- _THE TASK_
State the number of lines with the string "JSON" in them, and nothing else.

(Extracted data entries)
###

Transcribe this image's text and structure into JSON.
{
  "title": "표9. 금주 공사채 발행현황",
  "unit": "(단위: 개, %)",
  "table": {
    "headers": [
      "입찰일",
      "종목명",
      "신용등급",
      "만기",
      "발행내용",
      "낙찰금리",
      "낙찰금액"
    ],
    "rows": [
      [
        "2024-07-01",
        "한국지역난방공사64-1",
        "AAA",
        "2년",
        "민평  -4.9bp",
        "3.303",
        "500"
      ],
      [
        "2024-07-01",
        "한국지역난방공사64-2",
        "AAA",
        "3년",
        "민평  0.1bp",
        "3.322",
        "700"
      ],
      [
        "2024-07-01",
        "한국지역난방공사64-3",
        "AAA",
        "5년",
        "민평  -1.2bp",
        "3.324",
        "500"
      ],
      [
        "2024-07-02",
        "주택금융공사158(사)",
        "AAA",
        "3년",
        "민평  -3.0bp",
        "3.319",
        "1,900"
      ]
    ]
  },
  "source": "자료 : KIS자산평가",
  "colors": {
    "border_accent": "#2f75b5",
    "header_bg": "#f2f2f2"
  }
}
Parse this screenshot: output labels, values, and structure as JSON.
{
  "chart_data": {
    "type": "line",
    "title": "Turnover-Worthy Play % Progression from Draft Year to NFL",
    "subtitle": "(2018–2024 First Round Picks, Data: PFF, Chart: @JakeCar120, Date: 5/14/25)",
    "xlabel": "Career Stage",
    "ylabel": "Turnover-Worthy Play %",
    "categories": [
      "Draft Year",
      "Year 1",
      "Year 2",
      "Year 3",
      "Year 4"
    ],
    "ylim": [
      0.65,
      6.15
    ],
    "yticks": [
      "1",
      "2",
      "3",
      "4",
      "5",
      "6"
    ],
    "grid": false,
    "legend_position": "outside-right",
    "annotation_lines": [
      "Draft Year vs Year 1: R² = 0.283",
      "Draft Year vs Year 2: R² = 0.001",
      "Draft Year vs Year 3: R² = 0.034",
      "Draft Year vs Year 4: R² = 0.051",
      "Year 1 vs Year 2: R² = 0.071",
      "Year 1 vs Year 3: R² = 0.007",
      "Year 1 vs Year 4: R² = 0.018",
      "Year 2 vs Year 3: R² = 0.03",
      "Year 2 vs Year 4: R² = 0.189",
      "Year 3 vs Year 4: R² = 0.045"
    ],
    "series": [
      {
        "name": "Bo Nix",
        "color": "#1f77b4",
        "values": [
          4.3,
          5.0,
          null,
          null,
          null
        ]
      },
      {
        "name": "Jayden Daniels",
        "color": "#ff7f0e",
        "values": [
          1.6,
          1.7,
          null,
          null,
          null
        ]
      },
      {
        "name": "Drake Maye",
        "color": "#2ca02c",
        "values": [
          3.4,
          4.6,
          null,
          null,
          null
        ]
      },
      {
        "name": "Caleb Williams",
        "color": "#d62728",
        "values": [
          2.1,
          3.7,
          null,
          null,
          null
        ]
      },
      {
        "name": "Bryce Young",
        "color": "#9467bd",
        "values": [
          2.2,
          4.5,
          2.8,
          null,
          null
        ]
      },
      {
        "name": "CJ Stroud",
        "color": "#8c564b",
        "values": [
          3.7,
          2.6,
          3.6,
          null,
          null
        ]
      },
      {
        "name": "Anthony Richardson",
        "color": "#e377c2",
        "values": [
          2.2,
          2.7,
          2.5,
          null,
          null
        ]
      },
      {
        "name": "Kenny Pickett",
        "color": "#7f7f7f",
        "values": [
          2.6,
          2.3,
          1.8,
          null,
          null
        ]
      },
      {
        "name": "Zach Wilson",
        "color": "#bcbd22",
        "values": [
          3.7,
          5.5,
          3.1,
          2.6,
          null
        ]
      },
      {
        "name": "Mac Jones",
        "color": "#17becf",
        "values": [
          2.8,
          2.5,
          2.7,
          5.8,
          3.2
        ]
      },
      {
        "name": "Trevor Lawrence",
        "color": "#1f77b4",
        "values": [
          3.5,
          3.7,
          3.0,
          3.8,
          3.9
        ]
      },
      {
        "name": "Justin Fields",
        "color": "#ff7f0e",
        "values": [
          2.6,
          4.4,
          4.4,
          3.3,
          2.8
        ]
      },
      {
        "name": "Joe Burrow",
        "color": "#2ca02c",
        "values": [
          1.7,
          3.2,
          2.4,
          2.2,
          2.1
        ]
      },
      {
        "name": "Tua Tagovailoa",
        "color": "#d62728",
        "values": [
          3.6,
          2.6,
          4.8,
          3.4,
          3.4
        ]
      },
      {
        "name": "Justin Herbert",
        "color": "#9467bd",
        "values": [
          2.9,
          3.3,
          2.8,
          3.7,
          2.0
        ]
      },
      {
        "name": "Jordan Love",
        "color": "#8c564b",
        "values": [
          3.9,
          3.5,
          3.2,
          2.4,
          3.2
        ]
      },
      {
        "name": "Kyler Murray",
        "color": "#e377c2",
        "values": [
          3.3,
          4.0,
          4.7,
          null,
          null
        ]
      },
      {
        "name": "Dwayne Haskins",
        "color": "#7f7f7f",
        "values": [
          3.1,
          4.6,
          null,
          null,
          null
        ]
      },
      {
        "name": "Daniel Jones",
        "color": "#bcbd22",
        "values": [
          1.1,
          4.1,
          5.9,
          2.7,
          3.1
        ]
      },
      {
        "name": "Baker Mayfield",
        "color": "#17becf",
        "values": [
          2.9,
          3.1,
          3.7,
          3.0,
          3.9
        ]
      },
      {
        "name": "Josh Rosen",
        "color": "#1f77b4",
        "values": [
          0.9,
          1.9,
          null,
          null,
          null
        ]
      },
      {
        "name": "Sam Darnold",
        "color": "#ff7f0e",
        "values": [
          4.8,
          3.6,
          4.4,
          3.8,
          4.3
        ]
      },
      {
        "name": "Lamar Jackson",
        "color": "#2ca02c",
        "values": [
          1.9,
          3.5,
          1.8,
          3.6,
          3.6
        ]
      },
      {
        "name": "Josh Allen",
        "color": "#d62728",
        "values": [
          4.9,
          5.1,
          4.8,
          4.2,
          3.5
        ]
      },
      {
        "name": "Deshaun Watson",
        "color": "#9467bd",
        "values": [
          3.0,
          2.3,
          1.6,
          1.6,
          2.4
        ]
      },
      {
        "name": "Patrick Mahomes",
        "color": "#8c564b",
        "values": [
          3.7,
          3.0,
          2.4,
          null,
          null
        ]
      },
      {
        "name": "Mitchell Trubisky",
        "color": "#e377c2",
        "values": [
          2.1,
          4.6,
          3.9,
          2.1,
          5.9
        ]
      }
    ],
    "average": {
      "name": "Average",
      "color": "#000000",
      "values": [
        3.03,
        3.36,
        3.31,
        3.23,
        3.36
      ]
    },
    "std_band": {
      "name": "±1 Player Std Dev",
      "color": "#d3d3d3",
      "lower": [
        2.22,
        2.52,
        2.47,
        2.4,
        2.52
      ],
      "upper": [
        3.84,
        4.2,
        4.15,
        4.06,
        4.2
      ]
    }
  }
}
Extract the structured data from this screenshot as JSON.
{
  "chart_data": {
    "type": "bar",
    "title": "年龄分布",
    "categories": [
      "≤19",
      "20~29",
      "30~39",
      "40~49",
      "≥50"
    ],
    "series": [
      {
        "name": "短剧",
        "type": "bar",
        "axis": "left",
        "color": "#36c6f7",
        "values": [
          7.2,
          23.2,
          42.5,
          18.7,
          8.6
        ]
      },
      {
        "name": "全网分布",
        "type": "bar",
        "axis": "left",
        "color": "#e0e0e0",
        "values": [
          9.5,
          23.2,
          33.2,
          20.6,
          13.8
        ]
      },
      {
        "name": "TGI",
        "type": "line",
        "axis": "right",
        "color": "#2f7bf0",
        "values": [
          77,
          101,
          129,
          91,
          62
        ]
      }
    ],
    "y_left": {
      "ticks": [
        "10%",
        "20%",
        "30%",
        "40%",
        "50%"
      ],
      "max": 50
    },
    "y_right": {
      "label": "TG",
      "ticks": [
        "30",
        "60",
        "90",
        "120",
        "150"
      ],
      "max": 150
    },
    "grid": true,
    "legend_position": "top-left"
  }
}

###

- _RESULT FOR THIS TASK_
3